- Items -
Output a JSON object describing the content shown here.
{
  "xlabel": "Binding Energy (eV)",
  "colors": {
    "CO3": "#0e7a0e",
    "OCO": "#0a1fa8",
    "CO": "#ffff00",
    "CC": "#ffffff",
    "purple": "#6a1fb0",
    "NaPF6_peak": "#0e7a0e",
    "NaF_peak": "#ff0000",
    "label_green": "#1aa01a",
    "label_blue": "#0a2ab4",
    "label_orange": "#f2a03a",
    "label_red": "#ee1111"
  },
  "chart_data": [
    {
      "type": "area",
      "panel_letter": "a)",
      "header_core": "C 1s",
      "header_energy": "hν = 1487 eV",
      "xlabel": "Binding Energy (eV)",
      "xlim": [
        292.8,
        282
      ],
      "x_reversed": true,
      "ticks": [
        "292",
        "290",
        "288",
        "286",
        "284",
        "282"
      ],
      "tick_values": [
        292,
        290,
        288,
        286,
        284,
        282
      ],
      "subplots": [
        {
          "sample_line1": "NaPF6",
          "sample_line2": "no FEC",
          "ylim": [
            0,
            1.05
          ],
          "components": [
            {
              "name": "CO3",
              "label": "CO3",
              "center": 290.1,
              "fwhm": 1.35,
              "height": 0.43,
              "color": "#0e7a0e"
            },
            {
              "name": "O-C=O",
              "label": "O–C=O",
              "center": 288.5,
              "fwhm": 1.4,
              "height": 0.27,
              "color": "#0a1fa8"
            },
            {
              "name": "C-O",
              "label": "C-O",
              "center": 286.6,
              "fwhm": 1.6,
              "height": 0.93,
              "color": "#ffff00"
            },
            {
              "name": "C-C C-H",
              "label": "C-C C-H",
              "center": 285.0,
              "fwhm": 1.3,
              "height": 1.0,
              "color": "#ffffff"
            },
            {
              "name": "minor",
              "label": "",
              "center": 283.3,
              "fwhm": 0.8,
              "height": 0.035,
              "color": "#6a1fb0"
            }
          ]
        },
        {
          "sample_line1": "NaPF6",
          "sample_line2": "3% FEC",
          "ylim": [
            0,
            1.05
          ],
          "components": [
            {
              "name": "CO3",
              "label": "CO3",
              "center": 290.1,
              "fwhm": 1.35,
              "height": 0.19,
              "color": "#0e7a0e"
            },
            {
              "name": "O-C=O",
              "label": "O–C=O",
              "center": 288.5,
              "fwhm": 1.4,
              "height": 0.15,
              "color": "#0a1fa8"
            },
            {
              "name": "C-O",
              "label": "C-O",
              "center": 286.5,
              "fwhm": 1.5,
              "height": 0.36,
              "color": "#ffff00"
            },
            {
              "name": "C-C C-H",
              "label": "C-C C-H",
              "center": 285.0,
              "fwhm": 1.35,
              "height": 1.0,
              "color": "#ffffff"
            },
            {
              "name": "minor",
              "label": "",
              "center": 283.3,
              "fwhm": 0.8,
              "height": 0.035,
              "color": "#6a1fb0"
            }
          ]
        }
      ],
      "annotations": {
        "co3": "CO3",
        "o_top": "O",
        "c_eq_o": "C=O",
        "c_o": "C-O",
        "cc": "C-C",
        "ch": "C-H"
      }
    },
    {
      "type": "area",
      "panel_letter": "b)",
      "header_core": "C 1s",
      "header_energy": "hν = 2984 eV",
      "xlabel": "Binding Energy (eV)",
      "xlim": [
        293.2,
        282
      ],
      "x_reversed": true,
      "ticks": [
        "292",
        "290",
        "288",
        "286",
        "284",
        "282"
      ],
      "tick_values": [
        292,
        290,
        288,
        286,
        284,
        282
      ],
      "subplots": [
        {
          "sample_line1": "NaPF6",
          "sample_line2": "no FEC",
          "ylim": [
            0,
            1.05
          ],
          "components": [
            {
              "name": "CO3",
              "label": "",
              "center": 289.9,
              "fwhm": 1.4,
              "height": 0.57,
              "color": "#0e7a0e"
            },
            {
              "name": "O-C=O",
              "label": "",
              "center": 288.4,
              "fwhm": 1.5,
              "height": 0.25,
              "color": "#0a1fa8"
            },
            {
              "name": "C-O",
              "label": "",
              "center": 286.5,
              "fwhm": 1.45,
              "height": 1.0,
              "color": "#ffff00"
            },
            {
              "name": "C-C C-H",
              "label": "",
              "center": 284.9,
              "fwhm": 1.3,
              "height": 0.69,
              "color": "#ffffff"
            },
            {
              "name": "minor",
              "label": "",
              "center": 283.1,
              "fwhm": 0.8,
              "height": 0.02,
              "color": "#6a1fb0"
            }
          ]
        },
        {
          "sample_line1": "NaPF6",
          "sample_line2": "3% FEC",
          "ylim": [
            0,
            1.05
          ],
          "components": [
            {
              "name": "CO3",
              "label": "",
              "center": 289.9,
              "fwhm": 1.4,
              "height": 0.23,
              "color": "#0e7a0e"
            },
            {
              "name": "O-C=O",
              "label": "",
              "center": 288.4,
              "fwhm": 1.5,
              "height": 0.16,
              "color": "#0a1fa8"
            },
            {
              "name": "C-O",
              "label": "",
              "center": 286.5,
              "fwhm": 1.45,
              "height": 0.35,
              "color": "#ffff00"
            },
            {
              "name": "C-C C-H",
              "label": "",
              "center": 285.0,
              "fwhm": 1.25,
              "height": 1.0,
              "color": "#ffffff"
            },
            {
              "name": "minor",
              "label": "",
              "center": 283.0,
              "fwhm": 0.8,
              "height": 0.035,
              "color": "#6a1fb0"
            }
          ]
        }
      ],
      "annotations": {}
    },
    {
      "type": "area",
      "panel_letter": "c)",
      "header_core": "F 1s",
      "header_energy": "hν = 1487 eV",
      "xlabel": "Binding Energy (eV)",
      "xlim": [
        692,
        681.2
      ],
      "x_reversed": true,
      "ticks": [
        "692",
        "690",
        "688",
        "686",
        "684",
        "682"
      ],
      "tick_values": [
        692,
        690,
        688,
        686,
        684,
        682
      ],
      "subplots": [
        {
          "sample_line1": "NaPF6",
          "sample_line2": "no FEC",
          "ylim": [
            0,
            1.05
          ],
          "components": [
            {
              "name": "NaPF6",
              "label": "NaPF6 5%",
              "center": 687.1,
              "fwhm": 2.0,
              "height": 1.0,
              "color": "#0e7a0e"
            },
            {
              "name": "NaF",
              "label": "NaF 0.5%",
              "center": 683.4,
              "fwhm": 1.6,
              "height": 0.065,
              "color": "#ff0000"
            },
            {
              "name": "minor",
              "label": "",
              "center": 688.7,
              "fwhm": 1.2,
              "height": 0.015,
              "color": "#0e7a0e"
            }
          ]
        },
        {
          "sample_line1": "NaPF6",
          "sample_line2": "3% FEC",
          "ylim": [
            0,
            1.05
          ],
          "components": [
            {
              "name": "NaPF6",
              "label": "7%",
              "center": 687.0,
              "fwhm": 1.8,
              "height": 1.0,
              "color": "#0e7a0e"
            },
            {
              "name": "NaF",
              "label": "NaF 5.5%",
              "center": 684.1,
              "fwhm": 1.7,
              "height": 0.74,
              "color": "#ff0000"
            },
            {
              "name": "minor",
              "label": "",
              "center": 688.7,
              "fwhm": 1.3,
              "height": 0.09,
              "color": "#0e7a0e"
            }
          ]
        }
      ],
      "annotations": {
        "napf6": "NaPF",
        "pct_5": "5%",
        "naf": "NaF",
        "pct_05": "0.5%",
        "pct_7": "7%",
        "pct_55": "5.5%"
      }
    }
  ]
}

- What this task involves -
Every entry should be printed again exactly as written.

- Expected output -
Output a JSON object describing the content shown here.
{
  "xlabel": "Binding Energy (eV)",
  "colors": {
    "CO3": "#0e7a0e",
    "OCO": "#0a1fa8",
    "CO": "#ffff00",
    "CC": "#ffffff",
    "purple": "#6a1fb0",
    "NaPF6_peak": "#0e7a0e",
    "NaF_peak": "#ff0000",
    "label_green": "#1aa01a",
    "label_blue": "#0a2ab4",
    "label_orange": "#f2a03a",
    "label_red": "#ee1111"
  },
  "chart_data": [
    {
      "type": "area",
      "panel_letter": "a)",
      "header_core": "C 1s",
      "header_energy": "hν = 1487 eV",
      "xlabel": "Binding Energy (eV)",
      "xlim": [
        292.8,
        282
      ],
      "x_reversed": true,
      "ticks": [
        "292",
        "290",
        "288",
        "286",
        "284",
        "282"
      ],
      "tick_values": [
        292,
        290,
        288,
        286,
        284,
        282
      ],
      "subplots": [
        {
          "sample_line1": "NaPF6",
          "sample_line2": "no FEC",
          "ylim": [
            0,
            1.05
          ],
          "components": [
            {
              "name": "CO3",
              "label": "CO3",
              "center": 290.1,
              "fwhm": 1.35,
              "height": 0.43,
              "color": "#0e7a0e"
            },
            {
              "name": "O-C=O",
              "label": "O–C=O",
              "center": 288.5,
              "fwhm": 1.4,
              "height": 0.27,
              "color": "#0a1fa8"
            },
            {
              "name": "C-O",
              "label": "C-O",
              "center": 286.6,
              "fwhm": 1.6,
              "height": 0.93,
              "color": "#ffff00"
            },
            {
              "name": "C-C C-H",
              "label": "C-C C-H",
              "center": 285.0,
              "fwhm": 1.3,
              "height": 1.0,
              "color": "#ffffff"
            },
            {
              "name": "minor",
              "label": "",
              "center": 283.3,
              "fwhm": 0.8,
              "height": 0.035,
              "color": "#6a1fb0"
            }
          ]
        },
        {
          "sample_line1": "NaPF6",
          "sample_line2": "3% FEC",
          "ylim": [
            0,
            1.05
          ],
          "components": [
            {
              "name": "CO3",
              "label": "CO3",
              "center": 290.1,
              "fwhm": 1.35,
              "height": 0.19,
              "color": "#0e7a0e"
            },
            {
              "name": "O-C=O",
              "label": "O–C=O",
              "center": 288.5,
              "fwhm": 1.4,
              "height": 0.15,
              "color": "#0a1fa8"
            },
            {
              "name": "C-O",
              "label": "C-O",
              "center": 286.5,
              "fwhm": 1.5,
              "height": 0.36,
              "color": "#ffff00"
            },
            {
              "name": "C-C C-H",
              "label": "C-C C-H",
              "center": 285.0,
              "fwhm": 1.35,
              "height": 1.0,
              "color": "#ffffff"
            },
            {
              "name": "minor",
              "label": "",
              "center": 283.3,
              "fwhm": 0.8,
              "height": 0.035,
              "color": "#6a1fb0"
            }
          ]
        }
      ],
      "annotations": {
        "co3": "CO3",
        "o_top": "O",
        "c_eq_o": "C=O",
        "c_o": "C-O",
        "cc": "C-C",
        "ch": "C-H"
      }
    },
    {
      "type": "area",
      "panel_letter": "b)",
      "header_core": "C 1s",
      "header_energy": "hν = 2984 eV",
      "xlabel": "Binding Energy (eV)",
      "xlim": [
        293.2,
        282
      ],
      "x_reversed": true,
      "ticks": [
        "292",
        "290",
        "288",
        "286",
        "284",
        "282"
      ],
      "tick_values": [
        292,
        290,
        288,
        286,
        284,
        282
      ],
      "subplots": [
        {
          "sample_line1": "NaPF6",
          "sample_line2": "no FEC",
          "ylim": [
            0,
            1.05
          ],
          "components": [
            {
              "name": "CO3",
              "label": "",
              "center": 289.9,
              "fwhm": 1.4,
              "height": 0.57,
              "color": "#0e7a0e"
            },
            {
              "name": "O-C=O",
              "label": "",
              "center": 288.4,
              "fwhm": 1.5,
              "height": 0.25,
              "color": "#0a1fa8"
            },
            {
              "name": "C-O",
              "label": "",
              "center": 286.5,
              "fwhm": 1.45,
              "height": 1.0,
              "color": "#ffff00"
            },
            {
              "name": "C-C C-H",
              "label": "",
              "center": 284.9,
              "fwhm": 1.3,
              "height": 0.69,
              "color": "#ffffff"
            },
            {
              "name": "minor",
              "label": "",
              "center": 283.1,
              "fwhm": 0.8,
              "height": 0.02,
              "color": "#6a1fb0"
            }
          ]
        },
        {
          "sample_line1": "NaPF6",
          "sample_line2": "3% FEC",
          "ylim": [
            0,
            1.05
          ],
          "components": [
            {
              "name": "CO3",
              "label": "",
              "center": 289.9,
              "fwhm": 1.4,
              "height": 0.23,
              "color": "#0e7a0e"
            },
            {
              "name": "O-C=O",
              "label": "",
              "center": 288.4,
              "fwhm": 1.5,
              "height": 0.16,
              "color": "#0a1fa8"
            },
            {
              "name": "C-O",
              "label": "",
              "center": 286.5,
              "fwhm": 1.45,
              "height": 0.35,
              "color": "#ffff00"
            },
            {
              "name": "C-C C-H",
              "label": "",
              "center": 285.0,
              "fwhm": 1.25,
              "height": 1.0,
              "color": "#ffffff"
            },
            {
              "name": "minor",
              "label": "",
              "center": 283.0,
              "fwhm": 0.8,
              "height": 0.035,
              "color": "#6a1fb0"
            }
          ]
        }
      ],
      "annotations": {}
    },
    {
      "type": "area",
      "panel_letter": "c)",
      "header_core": "F 1s",
      "header_energy": "hν = 1487 eV",
      "xlabel": "Binding Energy (eV)",
      "xlim": [
        692,
        681.2
      ],
      "x_reversed": true,
      "ticks": [
        "692",
        "690",
        "688",
        "686",
        "684",
        "682"
      ],
      "tick_values": [
        692,
        690,
        688,
        686,
        684,
        682
      ],
      "subplots": [
        {
          "sample_line1": "NaPF6",
          "sample_line2": "no FEC",
          "ylim": [
            0,
            1.05
          ],
          "components": [
            {
              "name": "NaPF6",
              "label": "NaPF6 5%",
              "center": 687.1,
              "fwhm": 2.0,
              "height": 1.0,
              "color": "#0e7a0e"
            },
            {
              "name": "NaF",
              "label": "NaF 0.5%",
              "center": 683.4,
              "fwhm": 1.6,
              "height": 0.065,
              "color": "#ff0000"
            },
            {
              "name": "minor",
              "label": "",
              "center": 688.7,
              "fwhm": 1.2,
              "height": 0.015,
              "color": "#0e7a0e"
            }
          ]
        },
        {
          "sample_line1": "NaPF6",
          "sample_line2": "3% FEC",
          "ylim": [
            0,
            1.05
          ],
          "components": [
            {
              "name": "NaPF6",
              "label": "7%",
              "center": 687.0,
              "fwhm": 1.8,
              "height": 1.0,
              "color": "#0e7a0e"
            },
            {
              "name": "NaF",
              "label": "NaF 5.5%",
              "center": 684.1,
              "fwhm": 1.7,
              "height": 0.74,
              "color": "#ff0000"
            },
            {
              "name": "minor",
              "label": "",
              "center": 688.7,
              "fwhm": 1.3,
              "height": 0.09,
              "color": "#0e7a0e"
            }
          ]
        }
      ],
      "annotations": {
        "napf6": "NaPF",
        "pct_5": "5%",
        "naf": "NaF",
        "pct_05": "0.5%",
        "pct_7": "7%",
        "pct_55": "5.5%"
      }
    }
  ]
}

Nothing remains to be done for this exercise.